- Problem to work on -
From the line with "Output the text content of this document." to the final line of the records, reproduce every line exactly and only those lines.

(Collected data entries)
* * *
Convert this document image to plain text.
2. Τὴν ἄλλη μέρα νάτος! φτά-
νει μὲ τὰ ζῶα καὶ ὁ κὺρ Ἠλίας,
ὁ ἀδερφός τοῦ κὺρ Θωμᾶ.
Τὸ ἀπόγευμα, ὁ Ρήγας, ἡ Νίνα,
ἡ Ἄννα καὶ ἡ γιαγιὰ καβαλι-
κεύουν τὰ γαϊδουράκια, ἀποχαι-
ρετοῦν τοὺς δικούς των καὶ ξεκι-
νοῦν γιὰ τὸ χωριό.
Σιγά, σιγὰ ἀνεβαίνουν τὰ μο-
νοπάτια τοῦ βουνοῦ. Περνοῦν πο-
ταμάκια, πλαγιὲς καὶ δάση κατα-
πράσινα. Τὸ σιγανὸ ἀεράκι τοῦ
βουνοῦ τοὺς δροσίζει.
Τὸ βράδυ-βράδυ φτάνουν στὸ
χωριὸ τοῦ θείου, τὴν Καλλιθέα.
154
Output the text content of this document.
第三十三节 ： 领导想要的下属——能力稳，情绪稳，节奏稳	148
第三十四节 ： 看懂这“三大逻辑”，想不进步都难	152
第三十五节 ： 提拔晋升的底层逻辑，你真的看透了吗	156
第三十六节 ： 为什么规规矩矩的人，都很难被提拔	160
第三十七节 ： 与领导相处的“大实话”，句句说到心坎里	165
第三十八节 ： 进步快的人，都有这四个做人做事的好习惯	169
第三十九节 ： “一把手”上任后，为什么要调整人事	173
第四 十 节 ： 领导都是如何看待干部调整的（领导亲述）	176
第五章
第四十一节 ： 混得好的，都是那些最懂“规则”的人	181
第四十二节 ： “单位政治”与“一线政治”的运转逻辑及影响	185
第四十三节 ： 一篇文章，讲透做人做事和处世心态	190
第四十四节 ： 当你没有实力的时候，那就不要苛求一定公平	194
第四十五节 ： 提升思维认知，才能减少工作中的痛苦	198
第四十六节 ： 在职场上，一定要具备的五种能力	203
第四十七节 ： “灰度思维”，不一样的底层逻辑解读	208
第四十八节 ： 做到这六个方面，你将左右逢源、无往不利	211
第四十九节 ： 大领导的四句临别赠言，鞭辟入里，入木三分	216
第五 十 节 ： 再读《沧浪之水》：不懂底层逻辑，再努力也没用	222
* * *
- Solution to this task -
Output the text content of this document.
第三十三节 ： 领导想要的下属——能力稳，情绪稳，节奏稳	148
第三十四节 ： 看懂这“三大逻辑”，想不进步都难	152
第三十五节 ： 提拔晋升的底层逻辑，你真的看透了吗	156
第三十六节 ： 为什么规规矩矩的人，都很难被提拔	160
第三十七节 ： 与领导相处的“大实话”，句句说到心坎里	165
第三十八节 ： 进步快的人，都有这四个做人做事的好习惯	169
第三十九节 ： “一把手”上任后，为什么要调整人事	173
第四 十 节 ： 领导都是如何看待干部调整的（领导亲述）	176
第五章
第四十一节 ： 混得好的，都是那些最懂“规则”的人	181
第四十二节 ： “单位政治”与“一线政治”的运转逻辑及影响	185
第四十三节 ： 一篇文章，讲透做人做事和处世心态	190
第四十四节 ： 当你没有实力的时候，那就不要苛求一定公平	194
第四十五节 ： 提升思维认知，才能减少工作中的痛苦	198
第四十六节 ： 在职场上，一定要具备的五种能力	203
第四十七节 ： “灰度思维”，不一样的底层逻辑解读	208
第四十八节 ： 做到这六个方面，你将左右逢源、无往不利	211
第四十九节 ： 大领导的四句临别赠言，鞭辟入里，入木三分	216
第五 十 节 ： 再读《沧浪之水》：不懂底层逻辑，再努力也没用	222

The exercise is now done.